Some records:
╭──

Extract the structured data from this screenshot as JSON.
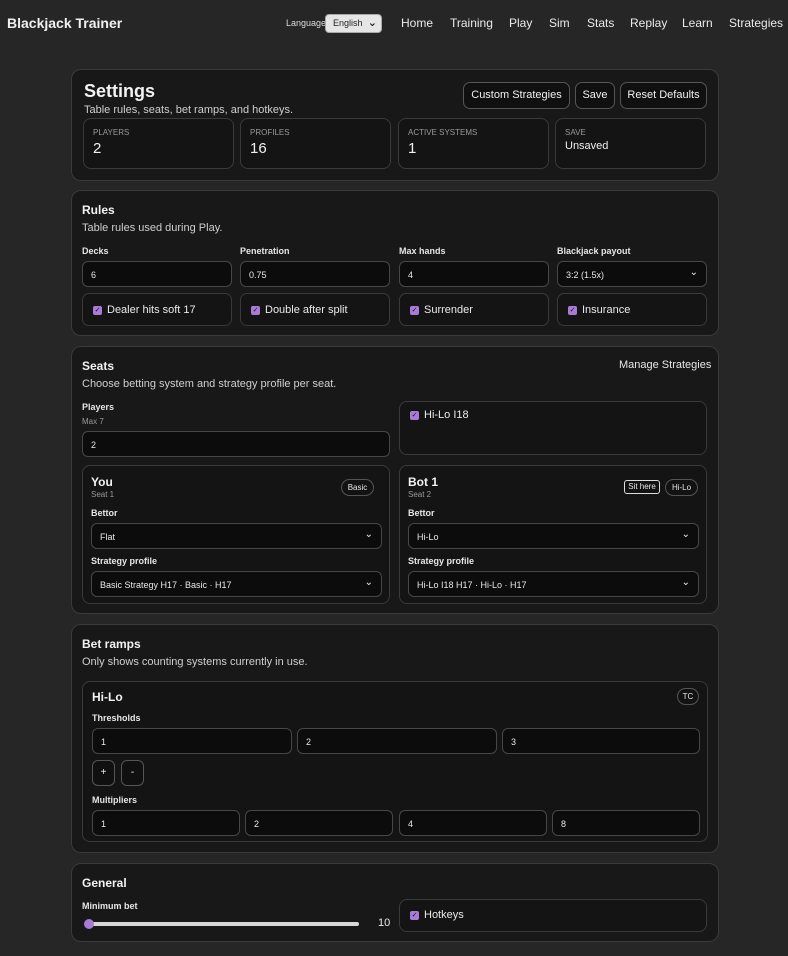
{
  "app": {
    "title": "Blackjack Trainer",
    "language_label": "Language",
    "language_value": "English",
    "nav": [
      "Home",
      "Training",
      "Play",
      "Sim",
      "Stats",
      "Replay",
      "Learn",
      "Strategies"
    ]
  },
  "settings": {
    "title": "Settings",
    "subtitle": "Table rules, seats, bet ramps, and hotkeys.",
    "buttons": {
      "custom": "Custom Strategies",
      "save": "Save",
      "reset": "Reset Defaults"
    },
    "stats": [
      {
        "label": "Players",
        "value": "2"
      },
      {
        "label": "Profiles",
        "value": "16"
      },
      {
        "label": "Active systems",
        "value": "1"
      },
      {
        "label": "Save",
        "value": "Unsaved"
      }
    ]
  },
  "rules": {
    "title": "Rules",
    "subtitle": "Table rules used during Play.",
    "decks_label": "Decks",
    "decks_value": "6",
    "penetration_label": "Penetration",
    "penetration_value": "0.75",
    "maxhands_label": "Max hands",
    "maxhands_value": "4",
    "payout_label": "Blackjack payout",
    "payout_value": "3:2 (1.5x)",
    "checks": [
      {
        "label": "Dealer hits soft 17",
        "checked": true
      },
      {
        "label": "Double after split",
        "checked": true
      },
      {
        "label": "Surrender",
        "checked": true
      },
      {
        "label": "Insurance",
        "checked": true
      }
    ]
  },
  "seats": {
    "title": "Seats",
    "subtitle": "Choose betting system and strategy profile per seat.",
    "manage_link": "Manage Strategies",
    "players_label": "Players",
    "players_hint": "Max 7",
    "players_value": "2",
    "extra_check": "Hi-Lo I18",
    "seat_list": [
      {
        "name": "You",
        "seat": "Seat 1",
        "badge": "Basic",
        "bettor_label": "Bettor",
        "bettor_value": "Flat",
        "strategy_label": "Strategy profile",
        "strategy_value": "Basic Strategy H17 · Basic · H17"
      },
      {
        "name": "Bot 1",
        "seat": "Seat 2",
        "badge": "Hi-Lo",
        "sit_here": "Sit here",
        "bettor_label": "Bettor",
        "bettor_value": "Hi-Lo",
        "strategy_label": "Strategy profile",
        "strategy_value": "Hi-Lo I18 H17 · Hi-Lo · H17"
      }
    ]
  },
  "bet_ramps": {
    "title": "Bet ramps",
    "subtitle": "Only shows counting systems currently in use.",
    "system": "Hi-Lo",
    "badge": "TC",
    "thresholds_label": "Thresholds",
    "thresholds": [
      "1",
      "2",
      "3"
    ],
    "add_label": "+",
    "remove_label": "-",
    "multipliers_label": "Multipliers",
    "multipliers": [
      "1",
      "2",
      "4",
      "8"
    ]
  },
  "general": {
    "title": "General",
    "min_bet_label": "Minimum bet",
    "min_bet_value": "10",
    "min_bet_fraction": 0.0,
    "hotkeys_label": "Hotkeys",
    "hotkeys_checked": true
  },
  "colors": {
    "accent": "#a77bd6",
    "background": "#262626",
    "card": "#181818"
  }
}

╰──

Transcribe every record above exactly, leaving out the pictures.

▶ WORKED SOLUTION
Extract the structured data from this screenshot as JSON.
{
  "app": {
    "title": "Blackjack Trainer",
    "language_label": "Language",
    "language_value": "English",
    "nav": [
      "Home",
      "Training",
      "Play",
      "Sim",
      "Stats",
      "Replay",
      "Learn",
      "Strategies"
    ]
  },
  "settings": {
    "title": "Settings",
    "subtitle": "Table rules, seats, bet ramps, and hotkeys.",
    "buttons": {
      "custom": "Custom Strategies",
      "save": "Save",
      "reset": "Reset Defaults"
    },
    "stats": [
      {
        "label": "Players",
        "value": "2"
      },
      {
        "label": "Profiles",
        "value": "16"
      },
      {
        "label": "Active systems",
        "value": "1"
      },
      {
        "label": "Save",
        "value": "Unsaved"
      }
    ]
  },
  "rules": {
    "title": "Rules",
    "subtitle": "Table rules used during Play.",
    "decks_label": "Decks",
    "decks_value": "6",
    "penetration_label": "Penetration",
    "penetration_value": "0.75",
    "maxhands_label": "Max hands",
    "maxhands_value": "4",
    "payout_label": "Blackjack payout",
    "payout_value": "3:2 (1.5x)",
    "checks": [
      {
        "label": "Dealer hits soft 17",
        "checked": true
      },
      {
        "label": "Double after split",
        "checked": true
      },
      {
        "label": "Surrender",
        "checked": true
      },
      {
        "label": "Insurance",
        "checked": true
      }
    ]
  },
  "seats": {
    "title": "Seats",
    "subtitle": "Choose betting system and strategy profile per seat.",
    "manage_link": "Manage Strategies",
    "players_label": "Players",
    "players_hint": "Max 7",
    "players_value": "2",
    "extra_check": "Hi-Lo I18",
    "seat_list": [
      {
        "name": "You",
        "seat": "Seat 1",
        "badge": "Basic",
        "bettor_label": "Bettor",
        "bettor_value": "Flat",
        "strategy_label": "Strategy profile",
        "strategy_value": "Basic Strategy H17 · Basic · H17"
      },
      {
        "name": "Bot 1",
        "seat": "Seat 2",
        "badge": "Hi-Lo",
        "sit_here": "Sit here",
        "bettor_label": "Bettor",
        "bettor_value": "Hi-Lo",
        "strategy_label": "Strategy profile",
        "strategy_value": "Hi-Lo I18 H17 · Hi-Lo · H17"
      }
    ]
  },
  "bet_ramps": {
    "title": "Bet ramps",
    "subtitle": "Only shows counting systems currently in use.",
    "system": "Hi-Lo",
    "badge": "TC",
    "thresholds_label": "Thresholds",
    "thresholds": [
      "1",
      "2",
      "3"
    ],
    "add_label": "+",
    "remove_label": "-",
    "multipliers_label": "Multipliers",
    "multipliers": [
      "1",
      "2",
      "4",
      "8"
    ]
  },
  "general": {
    "title": "General",
    "min_bet_label": "Minimum bet",
    "min_bet_value": "10",
    "min_bet_fraction": 0.0,
    "hotkeys_label": "Hotkeys",
    "hotkeys_checked": true
  },
  "colors": {
    "accent": "#a77bd6",
    "background": "#262626",
    "card": "#181818"
  }
}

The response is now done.